───── Data rows ─────

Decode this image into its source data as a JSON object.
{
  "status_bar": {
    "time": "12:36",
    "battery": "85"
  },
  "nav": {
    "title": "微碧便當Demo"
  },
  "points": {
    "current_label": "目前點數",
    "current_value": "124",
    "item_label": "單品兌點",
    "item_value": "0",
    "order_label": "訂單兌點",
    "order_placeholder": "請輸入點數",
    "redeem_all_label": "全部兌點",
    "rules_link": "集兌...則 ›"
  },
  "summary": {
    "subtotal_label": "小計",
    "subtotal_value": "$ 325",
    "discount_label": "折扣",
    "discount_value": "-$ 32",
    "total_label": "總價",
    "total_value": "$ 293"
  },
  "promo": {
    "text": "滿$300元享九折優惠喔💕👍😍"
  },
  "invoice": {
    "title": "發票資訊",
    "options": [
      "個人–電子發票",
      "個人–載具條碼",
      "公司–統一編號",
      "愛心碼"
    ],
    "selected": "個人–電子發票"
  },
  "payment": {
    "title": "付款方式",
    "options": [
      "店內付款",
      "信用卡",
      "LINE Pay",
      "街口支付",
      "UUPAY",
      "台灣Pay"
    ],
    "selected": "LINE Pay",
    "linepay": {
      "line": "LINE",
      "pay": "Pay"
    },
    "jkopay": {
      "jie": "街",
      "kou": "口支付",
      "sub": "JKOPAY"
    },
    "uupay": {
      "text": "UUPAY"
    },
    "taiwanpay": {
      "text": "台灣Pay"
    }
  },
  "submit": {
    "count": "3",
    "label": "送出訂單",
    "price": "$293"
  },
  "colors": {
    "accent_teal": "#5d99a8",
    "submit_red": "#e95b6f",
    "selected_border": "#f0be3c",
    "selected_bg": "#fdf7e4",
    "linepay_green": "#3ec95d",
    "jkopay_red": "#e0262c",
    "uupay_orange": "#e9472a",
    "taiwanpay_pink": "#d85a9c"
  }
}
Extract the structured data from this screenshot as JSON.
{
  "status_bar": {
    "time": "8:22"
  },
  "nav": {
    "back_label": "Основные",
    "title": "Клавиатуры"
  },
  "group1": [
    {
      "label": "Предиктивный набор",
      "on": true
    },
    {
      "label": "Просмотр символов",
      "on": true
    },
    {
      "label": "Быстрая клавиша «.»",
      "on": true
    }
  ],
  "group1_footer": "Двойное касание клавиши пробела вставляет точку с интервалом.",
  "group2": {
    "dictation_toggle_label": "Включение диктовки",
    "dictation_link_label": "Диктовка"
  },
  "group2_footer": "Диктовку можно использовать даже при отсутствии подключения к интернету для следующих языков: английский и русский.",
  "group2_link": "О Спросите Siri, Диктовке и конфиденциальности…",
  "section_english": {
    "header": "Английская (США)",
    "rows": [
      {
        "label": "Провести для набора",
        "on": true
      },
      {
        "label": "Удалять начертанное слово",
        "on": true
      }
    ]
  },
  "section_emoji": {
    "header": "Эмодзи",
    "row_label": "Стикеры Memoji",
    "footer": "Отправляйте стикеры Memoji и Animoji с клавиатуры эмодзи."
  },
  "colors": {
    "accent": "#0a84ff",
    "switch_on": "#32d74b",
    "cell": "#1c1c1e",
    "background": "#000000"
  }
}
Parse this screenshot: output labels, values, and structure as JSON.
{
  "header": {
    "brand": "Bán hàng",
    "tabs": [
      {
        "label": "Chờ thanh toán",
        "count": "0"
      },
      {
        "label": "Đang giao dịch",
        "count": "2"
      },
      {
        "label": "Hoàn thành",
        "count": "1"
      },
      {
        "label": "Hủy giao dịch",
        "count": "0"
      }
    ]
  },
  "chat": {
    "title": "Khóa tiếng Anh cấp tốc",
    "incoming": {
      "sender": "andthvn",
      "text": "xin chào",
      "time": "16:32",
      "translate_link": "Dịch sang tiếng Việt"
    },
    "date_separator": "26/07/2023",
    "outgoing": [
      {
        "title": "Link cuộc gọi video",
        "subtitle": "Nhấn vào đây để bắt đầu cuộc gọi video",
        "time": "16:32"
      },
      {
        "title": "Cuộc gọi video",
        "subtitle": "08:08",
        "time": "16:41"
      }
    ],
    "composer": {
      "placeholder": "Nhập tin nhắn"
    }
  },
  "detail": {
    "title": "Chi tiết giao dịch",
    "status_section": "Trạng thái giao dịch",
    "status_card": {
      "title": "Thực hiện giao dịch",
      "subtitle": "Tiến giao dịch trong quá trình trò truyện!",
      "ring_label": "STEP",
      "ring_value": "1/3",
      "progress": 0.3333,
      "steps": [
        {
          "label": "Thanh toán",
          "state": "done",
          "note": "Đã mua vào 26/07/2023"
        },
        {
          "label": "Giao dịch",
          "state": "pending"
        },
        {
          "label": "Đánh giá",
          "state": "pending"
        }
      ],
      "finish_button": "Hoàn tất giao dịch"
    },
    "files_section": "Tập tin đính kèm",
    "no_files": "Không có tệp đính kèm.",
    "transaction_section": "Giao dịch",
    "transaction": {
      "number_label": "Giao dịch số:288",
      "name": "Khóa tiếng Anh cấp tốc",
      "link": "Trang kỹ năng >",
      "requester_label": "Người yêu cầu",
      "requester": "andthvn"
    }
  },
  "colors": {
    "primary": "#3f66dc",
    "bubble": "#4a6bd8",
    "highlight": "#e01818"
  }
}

─────

> [Set exercise]: Reproduce the material exactly, with every line intact.

> [Exercise solution]:
Decode this image into its source data as a JSON object.
{
  "status_bar": {
    "time": "12:36",
    "battery": "85"
  },
  "nav": {
    "title": "微碧便當Demo"
  },
  "points": {
    "current_label": "目前點數",
    "current_value": "124",
    "item_label": "單品兌點",
    "item_value": "0",
    "order_label": "訂單兌點",
    "order_placeholder": "請輸入點數",
    "redeem_all_label": "全部兌點",
    "rules_link": "集兌...則 ›"
  },
  "summary": {
    "subtotal_label": "小計",
    "subtotal_value": "$ 325",
    "discount_label": "折扣",
    "discount_value": "-$ 32",
    "total_label": "總價",
    "total_value": "$ 293"
  },
  "promo": {
    "text": "滿$300元享九折優惠喔💕👍😍"
  },
  "invoice": {
    "title": "發票資訊",
    "options": [
      "個人–電子發票",
      "個人–載具條碼",
      "公司–統一編號",
      "愛心碼"
    ],
    "selected": "個人–電子發票"
  },
  "payment": {
    "title": "付款方式",
    "options": [
      "店內付款",
      "信用卡",
      "LINE Pay",
      "街口支付",
      "UUPAY",
      "台灣Pay"
    ],
    "selected": "LINE Pay",
    "linepay": {
      "line": "LINE",
      "pay": "Pay"
    },
    "jkopay": {
      "jie": "街",
      "kou": "口支付",
      "sub": "JKOPAY"
    },
    "uupay": {
      "text": "UUPAY"
    },
    "taiwanpay": {
      "text": "台灣Pay"
    }
  },
  "submit": {
    "count": "3",
    "label": "送出訂單",
    "price": "$293"
  },
  "colors": {
    "accent_teal": "#5d99a8",
    "submit_red": "#e95b6f",
    "selected_border": "#f0be3c",
    "selected_bg": "#fdf7e4",
    "linepay_green": "#3ec95d",
    "jkopay_red": "#e0262c",
    "uupay_orange": "#e9472a",
    "taiwanpay_pink": "#d85a9c"
  }
}
Extract the structured data from this screenshot as JSON.
{
  "status_bar": {
    "time": "8:22"
  },
  "nav": {
    "back_label": "Основные",
    "title": "Клавиатуры"
  },
  "group1": [
    {
      "label": "Предиктивный набор",
      "on": true
    },
    {
      "label": "Просмотр символов",
      "on": true
    },
    {
      "label": "Быстрая клавиша «.»",
      "on": true
    }
  ],
  "group1_footer": "Двойное касание клавиши пробела вставляет точку с интервалом.",
  "group2": {
    "dictation_toggle_label": "Включение диктовки",
    "dictation_link_label": "Диктовка"
  },
  "group2_footer": "Диктовку можно использовать даже при отсутствии подключения к интернету для следующих языков: английский и русский.",
  "group2_link": "О Спросите Siri, Диктовке и конфиденциальности…",
  "section_english": {
    "header": "Английская (США)",
    "rows": [
      {
        "label": "Провести для набора",
        "on": true
      },
      {
        "label": "Удалять начертанное слово",
        "on": true
      }
    ]
  },
  "section_emoji": {
    "header": "Эмодзи",
    "row_label": "Стикеры Memoji",
    "footer": "Отправляйте стикеры Memoji и Animoji с клавиатуры эмодзи."
  },
  "colors": {
    "accent": "#0a84ff",
    "switch_on": "#32d74b",
    "cell": "#1c1c1e",
    "background": "#000000"
  }
}
Parse this screenshot: output labels, values, and structure as JSON.
{
  "header": {
    "brand": "Bán hàng",
    "tabs": [
      {
        "label": "Chờ thanh toán",
        "count": "0"
      },
      {
        "label": "Đang giao dịch",
        "count": "2"
      },
      {
        "label": "Hoàn thành",
        "count": "1"
      },
      {
        "label": "Hủy giao dịch",
        "count": "0"
      }
    ]
  },
  "chat": {
    "title": "Khóa tiếng Anh cấp tốc",
    "incoming": {
      "sender": "andthvn",
      "text": "xin chào",
      "time": "16:32",
      "translate_link": "Dịch sang tiếng Việt"
    },
    "date_separator": "26/07/2023",
    "outgoing": [
      {
        "title": "Link cuộc gọi video",
        "subtitle": "Nhấn vào đây để bắt đầu cuộc gọi video",
        "time": "16:32"
      },
      {
        "title": "Cuộc gọi video",
        "subtitle": "08:08",
        "time": "16:41"
      }
    ],
    "composer": {
      "placeholder": "Nhập tin nhắn"
    }
  },
  "detail": {
    "title": "Chi tiết giao dịch",
    "status_section": "Trạng thái giao dịch",
    "status_card": {
      "title": "Thực hiện giao dịch",
      "subtitle": "Tiến giao dịch trong quá trình trò truyện!",
      "ring_label": "STEP",
      "ring_value": "1/3",
      "progress": 0.3333,
      "steps": [
        {
          "label": "Thanh toán",
          "state": "done",
          "note": "Đã mua vào 26/07/2023"
        },
        {
          "label": "Giao dịch",
          "state": "pending"
        },
        {
          "label": "Đánh giá",
          "state": "pending"
        }
      ],
      "finish_button": "Hoàn tất giao dịch"
    },
    "files_section": "Tập tin đính kèm",
    "no_files": "Không có tệp đính kèm.",
    "transaction_section": "Giao dịch",
    "transaction": {
      "number_label": "Giao dịch số:288",
      "name": "Khóa tiếng Anh cấp tốc",
      "link": "Trang kỹ năng >",
      "requester_label": "Người yêu cầu",
      "requester": "andthvn"
    }
  },
  "colors": {
    "primary": "#3f66dc",
    "bubble": "#4a6bd8",
    "highlight": "#e01818"
  }
}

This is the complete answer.